Dataset items:
▶

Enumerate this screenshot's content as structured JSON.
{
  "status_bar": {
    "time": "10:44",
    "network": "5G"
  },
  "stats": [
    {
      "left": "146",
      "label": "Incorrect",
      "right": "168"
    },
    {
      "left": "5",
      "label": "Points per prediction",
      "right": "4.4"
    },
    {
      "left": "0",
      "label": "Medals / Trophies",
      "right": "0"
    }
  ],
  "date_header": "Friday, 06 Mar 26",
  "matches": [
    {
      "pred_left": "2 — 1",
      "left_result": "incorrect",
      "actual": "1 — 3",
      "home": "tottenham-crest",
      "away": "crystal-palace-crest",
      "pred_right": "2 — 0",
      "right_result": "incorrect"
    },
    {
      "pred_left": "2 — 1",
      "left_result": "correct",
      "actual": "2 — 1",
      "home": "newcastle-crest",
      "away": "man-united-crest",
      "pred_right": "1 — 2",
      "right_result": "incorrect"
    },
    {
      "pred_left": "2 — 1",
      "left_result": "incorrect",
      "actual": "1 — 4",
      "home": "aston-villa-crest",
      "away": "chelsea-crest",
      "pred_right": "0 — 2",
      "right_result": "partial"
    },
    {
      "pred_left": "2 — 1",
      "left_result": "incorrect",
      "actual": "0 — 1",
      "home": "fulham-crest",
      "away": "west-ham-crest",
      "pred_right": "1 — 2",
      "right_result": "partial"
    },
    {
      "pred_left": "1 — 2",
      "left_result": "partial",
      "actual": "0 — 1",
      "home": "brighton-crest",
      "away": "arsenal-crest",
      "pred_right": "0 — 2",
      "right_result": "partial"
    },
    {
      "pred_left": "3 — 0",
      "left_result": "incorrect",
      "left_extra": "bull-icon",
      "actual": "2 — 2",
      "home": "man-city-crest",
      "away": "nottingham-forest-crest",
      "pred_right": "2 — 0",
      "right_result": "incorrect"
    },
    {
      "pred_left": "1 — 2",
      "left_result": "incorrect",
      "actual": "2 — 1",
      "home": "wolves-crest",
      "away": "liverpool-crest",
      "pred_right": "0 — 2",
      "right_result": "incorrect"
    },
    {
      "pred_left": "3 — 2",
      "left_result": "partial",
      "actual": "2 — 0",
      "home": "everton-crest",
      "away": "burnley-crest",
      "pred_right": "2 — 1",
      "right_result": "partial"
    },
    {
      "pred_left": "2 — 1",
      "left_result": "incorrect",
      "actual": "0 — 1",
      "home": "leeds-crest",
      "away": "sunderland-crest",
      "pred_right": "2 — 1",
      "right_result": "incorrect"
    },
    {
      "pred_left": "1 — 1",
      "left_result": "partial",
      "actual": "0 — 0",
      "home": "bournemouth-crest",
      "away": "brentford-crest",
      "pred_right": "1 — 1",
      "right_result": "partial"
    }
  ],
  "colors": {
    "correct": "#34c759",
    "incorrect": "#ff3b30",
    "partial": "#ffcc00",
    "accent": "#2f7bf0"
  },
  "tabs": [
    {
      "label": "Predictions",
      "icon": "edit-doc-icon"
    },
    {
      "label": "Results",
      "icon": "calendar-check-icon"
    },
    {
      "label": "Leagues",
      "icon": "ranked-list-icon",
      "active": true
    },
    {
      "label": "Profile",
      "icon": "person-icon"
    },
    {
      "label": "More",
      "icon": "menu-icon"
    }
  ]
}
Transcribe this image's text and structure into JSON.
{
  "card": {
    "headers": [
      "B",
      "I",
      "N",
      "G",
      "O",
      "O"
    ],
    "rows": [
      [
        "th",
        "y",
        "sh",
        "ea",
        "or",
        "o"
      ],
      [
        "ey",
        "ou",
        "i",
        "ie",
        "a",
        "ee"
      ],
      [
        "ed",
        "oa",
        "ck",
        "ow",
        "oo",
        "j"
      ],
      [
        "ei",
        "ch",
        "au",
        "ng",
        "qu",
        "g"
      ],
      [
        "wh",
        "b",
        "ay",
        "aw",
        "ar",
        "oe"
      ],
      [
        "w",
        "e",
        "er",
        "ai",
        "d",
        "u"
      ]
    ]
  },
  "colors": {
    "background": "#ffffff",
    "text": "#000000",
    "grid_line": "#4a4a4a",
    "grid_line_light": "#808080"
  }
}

◀

--- Problem ---
Output all of the data again, exactly.

--- Task answer ---
Enumerate this screenshot's content as structured JSON.
{
  "status_bar": {
    "time": "10:44",
    "network": "5G"
  },
  "stats": [
    {
      "left": "146",
      "label": "Incorrect",
      "right": "168"
    },
    {
      "left": "5",
      "label": "Points per prediction",
      "right": "4.4"
    },
    {
      "left": "0",
      "label": "Medals / Trophies",
      "right": "0"
    }
  ],
  "date_header": "Friday, 06 Mar 26",
  "matches": [
    {
      "pred_left": "2 — 1",
      "left_result": "incorrect",
      "actual": "1 — 3",
      "home": "tottenham-crest",
      "away": "crystal-palace-crest",
      "pred_right": "2 — 0",
      "right_result": "incorrect"
    },
    {
      "pred_left": "2 — 1",
      "left_result": "correct",
      "actual": "2 — 1",
      "home": "newcastle-crest",
      "away": "man-united-crest",
      "pred_right": "1 — 2",
      "right_result": "incorrect"
    },
    {
      "pred_left": "2 — 1",
      "left_result": "incorrect",
      "actual": "1 — 4",
      "home": "aston-villa-crest",
      "away": "chelsea-crest",
      "pred_right": "0 — 2",
      "right_result": "partial"
    },
    {
      "pred_left": "2 — 1",
      "left_result": "incorrect",
      "actual": "0 — 1",
      "home": "fulham-crest",
      "away": "west-ham-crest",
      "pred_right": "1 — 2",
      "right_result": "partial"
    },
    {
      "pred_left": "1 — 2",
      "left_result": "partial",
      "actual": "0 — 1",
      "home": "brighton-crest",
      "away": "arsenal-crest",
      "pred_right": "0 — 2",
      "right_result": "partial"
    },
    {
      "pred_left": "3 — 0",
      "left_result": "incorrect",
      "left_extra": "bull-icon",
      "actual": "2 — 2",
      "home": "man-city-crest",
      "away": "nottingham-forest-crest",
      "pred_right": "2 — 0",
      "right_result": "incorrect"
    },
    {
      "pred_left": "1 — 2",
      "left_result": "incorrect",
      "actual": "2 — 1",
      "home": "wolves-crest",
      "away": "liverpool-crest",
      "pred_right": "0 — 2",
      "right_result": "incorrect"
    },
    {
      "pred_left": "3 — 2",
      "left_result": "partial",
      "actual": "2 — 0",
      "home": "everton-crest",
      "away": "burnley-crest",
      "pred_right": "2 — 1",
      "right_result": "partial"
    },
    {
      "pred_left": "2 — 1",
      "left_result": "incorrect",
      "actual": "0 — 1",
      "home": "leeds-crest",
      "away": "sunderland-crest",
      "pred_right": "2 — 1",
      "right_result": "incorrect"
    },
    {
      "pred_left": "1 — 1",
      "left_result": "partial",
      "actual": "0 — 0",
      "home": "bournemouth-crest",
      "away": "brentford-crest",
      "pred_right": "1 — 1",
      "right_result": "partial"
    }
  ],
  "colors": {
    "correct": "#34c759",
    "incorrect": "#ff3b30",
    "partial": "#ffcc00",
    "accent": "#2f7bf0"
  },
  "tabs": [
    {
      "label": "Predictions",
      "icon": "edit-doc-icon"
    },
    {
      "label": "Results",
      "icon": "calendar-check-icon"
    },
    {
      "label": "Leagues",
      "icon": "ranked-list-icon",
      "active": true
    },
    {
      "label": "Profile",
      "icon": "person-icon"
    },
    {
      "label": "More",
      "icon": "menu-icon"
    }
  ]
}
Transcribe this image's text and structure into JSON.
{
  "card": {
    "headers": [
      "B",
      "I",
      "N",
      "G",
      "O",
      "O"
    ],
    "rows": [
      [
        "th",
        "y",
        "sh",
        "ea",
        "or",
        "o"
      ],
      [
        "ey",
        "ou",
        "i",
        "ie",
        "a",
        "ee"
      ],
      [
        "ed",
        "oa",
        "ck",
        "ow",
        "oo",
        "j"
      ],
      [
        "ei",
        "ch",
        "au",
        "ng",
        "qu",
        "g"
      ],
      [
        "wh",
        "b",
        "ay",
        "aw",
        "ar",
        "oe"
      ],
      [
        "w",
        "e",
        "er",
        "ai",
        "d",
        "u"
      ]
    ]
  },
  "colors": {
    "background": "#ffffff",
    "text": "#000000",
    "grid_line": "#4a4a4a",
    "grid_line_light": "#808080"
  }
}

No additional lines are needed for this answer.